▶ **Stated task**: Make an exact copy of all the entries, with the pictures left out.

▶ **Provided information**:
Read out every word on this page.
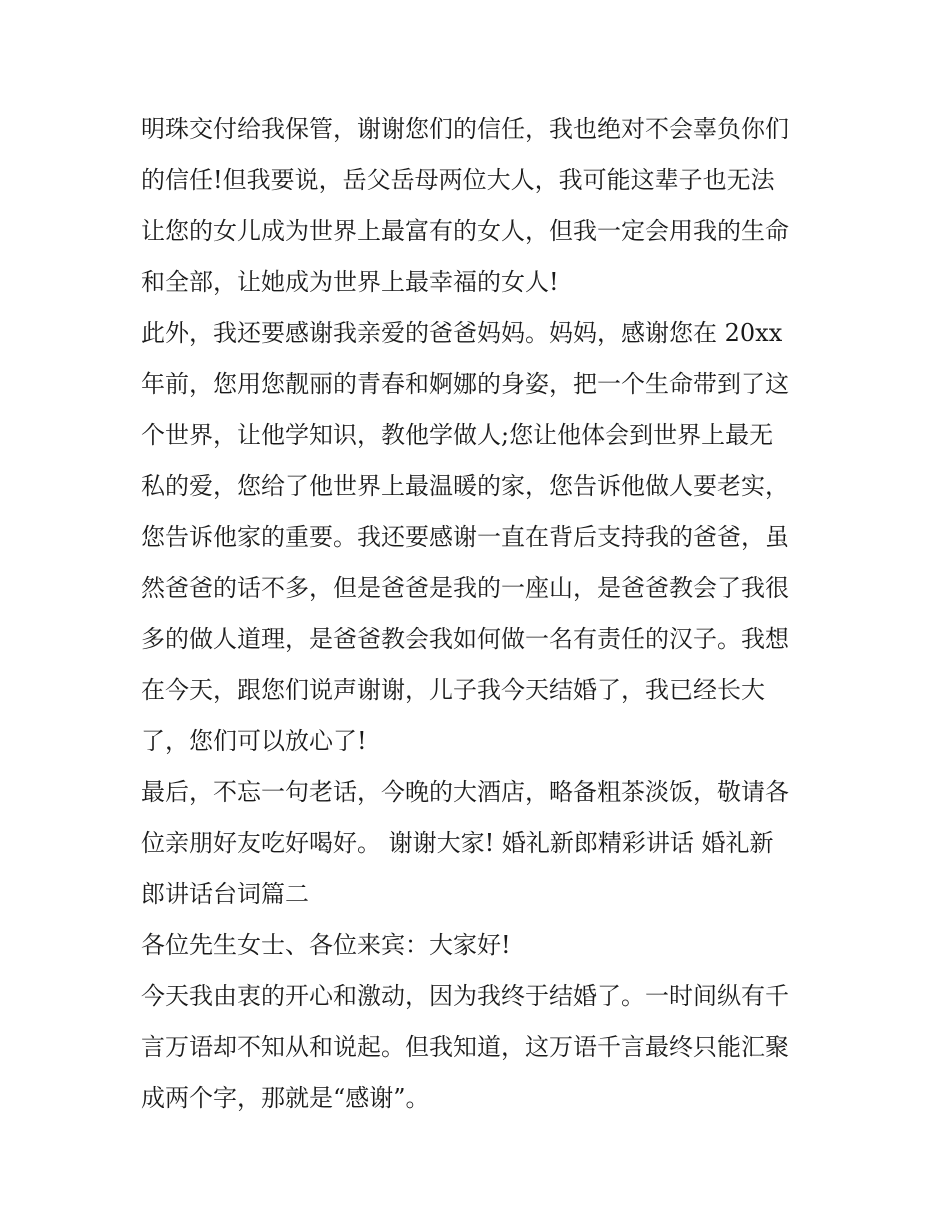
明珠交付给我保管，谢谢您们的信任，我也绝对不会辜负你们
的信任!但我要说，岳父岳母两位大人，我可能这辈子也无法
让您的女儿成为世界上最富有的女人，但我一定会用我的生命
和全部，让她成为世界上最幸福的女人!
此外，我还要感谢我亲爱的爸爸妈妈。妈妈，感谢您在 20xx
年前，您用您靓丽的青春和婀娜的身姿，把一个生命带到了这
个世界，让他学知识，教他学做人;您让他体会到世界上最无
私的爱，您给了他世界上最温暖的家，您告诉他做人要老实，
您告诉他家的重要。我还要感谢一直在背后支持我的爸爸，虽
然爸爸的话不多，但是爸爸是我的一座山，是爸爸教会了我很
多的做人道理，是爸爸教会我如何做一名有责任的汉子。我想
在今天，跟您们说声谢谢，儿子我今天结婚了，我已经长大
了，您们可以放心了!
最后，不忘一句老话，今晚的大酒店，略备粗茶淡饭，敬请各
位亲朋好友吃好喝好。 谢谢大家! 婚礼新郎精彩讲话 婚礼新
郎讲话台词篇二
各位先生女士、各位来宾：大家好!
今天我由衷的开心和激动，因为我终于结婚了。一时间纵有千
言万语却不知从和说起。但我知道，这万语千言最终只能汇聚
成两个字，那就是“感谢”。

▶ **Correct response**:
Read out every word on this page.
明珠交付给我保管，谢谢您们的信任，我也绝对不会辜负你们
的信任!但我要说，岳父岳母两位大人，我可能这辈子也无法
让您的女儿成为世界上最富有的女人，但我一定会用我的生命
和全部，让她成为世界上最幸福的女人!
此外，我还要感谢我亲爱的爸爸妈妈。妈妈，感谢您在 20xx
年前，您用您靓丽的青春和婀娜的身姿，把一个生命带到了这
个世界，让他学知识，教他学做人;您让他体会到世界上最无
私的爱，您给了他世界上最温暖的家，您告诉他做人要老实，
您告诉他家的重要。我还要感谢一直在背后支持我的爸爸，虽
然爸爸的话不多，但是爸爸是我的一座山，是爸爸教会了我很
多的做人道理，是爸爸教会我如何做一名有责任的汉子。我想
在今天，跟您们说声谢谢，儿子我今天结婚了，我已经长大
了，您们可以放心了!
最后，不忘一句老话，今晚的大酒店，略备粗茶淡饭，敬请各
位亲朋好友吃好喝好。 谢谢大家! 婚礼新郎精彩讲话 婚礼新
郎讲话台词篇二
各位先生女士、各位来宾：大家好!
今天我由衷的开心和激动，因为我终于结婚了。一时间纵有千
言万语却不知从和说起。但我知道，这万语千言最终只能汇聚
成两个字，那就是“感谢”。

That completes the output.